- WHAT TO WORK ON -
Each line that follows is to be retyped exactly.

* Begin INPUT RECORDS *

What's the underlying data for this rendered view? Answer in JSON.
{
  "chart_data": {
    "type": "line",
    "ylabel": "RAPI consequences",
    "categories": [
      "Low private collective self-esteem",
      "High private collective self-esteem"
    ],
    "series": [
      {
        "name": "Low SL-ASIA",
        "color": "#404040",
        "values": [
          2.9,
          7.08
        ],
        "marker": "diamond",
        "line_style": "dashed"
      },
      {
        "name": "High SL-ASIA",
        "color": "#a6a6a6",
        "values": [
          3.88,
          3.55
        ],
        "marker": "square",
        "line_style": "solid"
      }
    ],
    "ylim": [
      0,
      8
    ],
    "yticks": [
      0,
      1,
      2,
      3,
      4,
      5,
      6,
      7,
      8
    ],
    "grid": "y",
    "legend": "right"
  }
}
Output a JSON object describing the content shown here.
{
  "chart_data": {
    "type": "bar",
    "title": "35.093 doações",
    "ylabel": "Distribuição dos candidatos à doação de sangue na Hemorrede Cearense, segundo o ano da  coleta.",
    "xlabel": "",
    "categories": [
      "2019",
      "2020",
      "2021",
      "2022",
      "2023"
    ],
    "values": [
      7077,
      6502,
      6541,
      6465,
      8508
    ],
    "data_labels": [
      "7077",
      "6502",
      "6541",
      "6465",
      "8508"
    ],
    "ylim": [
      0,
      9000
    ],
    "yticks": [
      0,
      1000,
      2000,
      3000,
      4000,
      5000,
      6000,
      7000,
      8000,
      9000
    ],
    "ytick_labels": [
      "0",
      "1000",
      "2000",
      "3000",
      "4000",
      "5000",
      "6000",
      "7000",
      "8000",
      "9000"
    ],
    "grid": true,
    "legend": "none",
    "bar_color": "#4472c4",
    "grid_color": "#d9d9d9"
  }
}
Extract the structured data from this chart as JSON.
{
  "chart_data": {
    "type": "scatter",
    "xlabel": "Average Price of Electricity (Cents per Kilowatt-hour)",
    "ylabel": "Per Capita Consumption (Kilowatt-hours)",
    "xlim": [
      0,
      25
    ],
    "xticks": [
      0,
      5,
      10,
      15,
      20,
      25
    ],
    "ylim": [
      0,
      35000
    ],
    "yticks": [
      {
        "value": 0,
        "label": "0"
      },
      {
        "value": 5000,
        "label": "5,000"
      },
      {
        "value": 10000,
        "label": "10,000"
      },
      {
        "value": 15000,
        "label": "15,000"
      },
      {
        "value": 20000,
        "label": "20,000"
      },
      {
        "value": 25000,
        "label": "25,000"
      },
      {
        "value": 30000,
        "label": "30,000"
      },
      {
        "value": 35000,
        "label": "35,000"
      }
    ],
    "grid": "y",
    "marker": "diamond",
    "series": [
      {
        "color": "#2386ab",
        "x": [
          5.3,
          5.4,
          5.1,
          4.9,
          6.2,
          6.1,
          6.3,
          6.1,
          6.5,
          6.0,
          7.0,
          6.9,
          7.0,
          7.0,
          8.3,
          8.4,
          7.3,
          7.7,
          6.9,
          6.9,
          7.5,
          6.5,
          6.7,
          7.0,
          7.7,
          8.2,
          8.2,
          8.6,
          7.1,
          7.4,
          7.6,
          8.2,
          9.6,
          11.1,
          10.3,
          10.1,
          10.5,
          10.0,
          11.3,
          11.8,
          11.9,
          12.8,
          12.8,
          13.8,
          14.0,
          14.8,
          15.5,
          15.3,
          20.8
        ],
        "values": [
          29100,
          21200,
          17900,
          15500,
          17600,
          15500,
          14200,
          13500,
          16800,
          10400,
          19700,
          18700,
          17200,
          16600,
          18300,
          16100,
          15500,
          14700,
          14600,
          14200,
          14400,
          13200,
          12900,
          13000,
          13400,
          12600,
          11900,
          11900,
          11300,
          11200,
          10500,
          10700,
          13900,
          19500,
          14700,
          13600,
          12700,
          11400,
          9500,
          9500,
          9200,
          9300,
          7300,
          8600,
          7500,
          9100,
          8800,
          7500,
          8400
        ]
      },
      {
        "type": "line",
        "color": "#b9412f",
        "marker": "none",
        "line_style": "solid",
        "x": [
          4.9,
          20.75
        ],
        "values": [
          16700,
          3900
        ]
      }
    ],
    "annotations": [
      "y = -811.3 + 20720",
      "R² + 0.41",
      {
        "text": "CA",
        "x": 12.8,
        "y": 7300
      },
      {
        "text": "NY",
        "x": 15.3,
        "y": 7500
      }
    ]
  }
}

* End INPUT RECORDS *

- THE REPLY -
What's the underlying data for this rendered view? Answer in JSON.
{
  "chart_data": {
    "type": "line",
    "ylabel": "RAPI consequences",
    "categories": [
      "Low private collective self-esteem",
      "High private collective self-esteem"
    ],
    "series": [
      {
        "name": "Low SL-ASIA",
        "color": "#404040",
        "values": [
          2.9,
          7.08
        ],
        "marker": "diamond",
        "line_style": "dashed"
      },
      {
        "name": "High SL-ASIA",
        "color": "#a6a6a6",
        "values": [
          3.88,
          3.55
        ],
        "marker": "square",
        "line_style": "solid"
      }
    ],
    "ylim": [
      0,
      8
    ],
    "yticks": [
      0,
      1,
      2,
      3,
      4,
      5,
      6,
      7,
      8
    ],
    "grid": "y",
    "legend": "right"
  }
}
Output a JSON object describing the content shown here.
{
  "chart_data": {
    "type": "bar",
    "title": "35.093 doações",
    "ylabel": "Distribuição dos candidatos à doação de sangue na Hemorrede Cearense, segundo o ano da  coleta.",
    "xlabel": "",
    "categories": [
      "2019",
      "2020",
      "2021",
      "2022",
      "2023"
    ],
    "values": [
      7077,
      6502,
      6541,
      6465,
      8508
    ],
    "data_labels": [
      "7077",
      "6502",
      "6541",
      "6465",
      "8508"
    ],
    "ylim": [
      0,
      9000
    ],
    "yticks": [
      0,
      1000,
      2000,
      3000,
      4000,
      5000,
      6000,
      7000,
      8000,
      9000
    ],
    "ytick_labels": [
      "0",
      "1000",
      "2000",
      "3000",
      "4000",
      "5000",
      "6000",
      "7000",
      "8000",
      "9000"
    ],
    "grid": true,
    "legend": "none",
    "bar_color": "#4472c4",
    "grid_color": "#d9d9d9"
  }
}
Extract the structured data from this chart as JSON.
{
  "chart_data": {
    "type": "scatter",
    "xlabel": "Average Price of Electricity (Cents per Kilowatt-hour)",
    "ylabel": "Per Capita Consumption (Kilowatt-hours)",
    "xlim": [
      0,
      25
    ],
    "xticks": [
      0,
      5,
      10,
      15,
      20,
      25
    ],
    "ylim": [
      0,
      35000
    ],
    "yticks": [
      {
        "value": 0,
        "label": "0"
      },
      {
        "value": 5000,
        "label": "5,000"
      },
      {
        "value": 10000,
        "label": "10,000"
      },
      {
        "value": 15000,
        "label": "15,000"
      },
      {
        "value": 20000,
        "label": "20,000"
      },
      {
        "value": 25000,
        "label": "25,000"
      },
      {
        "value": 30000,
        "label": "30,000"
      },
      {
        "value": 35000,
        "label": "35,000"
      }
    ],
    "grid": "y",
    "marker": "diamond",
    "series": [
      {
        "color": "#2386ab",
        "x": [
          5.3,
          5.4,
          5.1,
          4.9,
          6.2,
          6.1,
          6.3,
          6.1,
          6.5,
          6.0,
          7.0,
          6.9,
          7.0,
          7.0,
          8.3,
          8.4,
          7.3,
          7.7,
          6.9,
          6.9,
          7.5,
          6.5,
          6.7,
          7.0,
          7.7,
          8.2,
          8.2,
          8.6,
          7.1,
          7.4,
          7.6,
          8.2,
          9.6,
          11.1,
          10.3,
          10.1,
          10.5,
          10.0,
          11.3,
          11.8,
          11.9,
          12.8,
          12.8,
          13.8,
          14.0,
          14.8,
          15.5,
          15.3,
          20.8
        ],
        "values": [
          29100,
          21200,
          17900,
          15500,
          17600,
          15500,
          14200,
          13500,
          16800,
          10400,
          19700,
          18700,
          17200,
          16600,
          18300,
          16100,
          15500,
          14700,
          14600,
          14200,
          14400,
          13200,
          12900,
          13000,
          13400,
          12600,
          11900,
          11900,
          11300,
          11200,
          10500,
          10700,
          13900,
          19500,
          14700,
          13600,
          12700,
          11400,
          9500,
          9500,
          9200,
          9300,
          7300,
          8600,
          7500,
          9100,
          8800,
          7500,
          8400
        ]
      },
      {
        "type": "line",
        "color": "#b9412f",
        "marker": "none",
        "line_style": "solid",
        "x": [
          4.9,
          20.75
        ],
        "values": [
          16700,
          3900
        ]
      }
    ],
    "annotations": [
      "y = -811.3 + 20720",
      "R² + 0.41",
      {
        "text": "CA",
        "x": 12.8,
        "y": 7300
      },
      {
        "text": "NY",
        "x": 15.3,
        "y": 7500
      }
    ]
  }
}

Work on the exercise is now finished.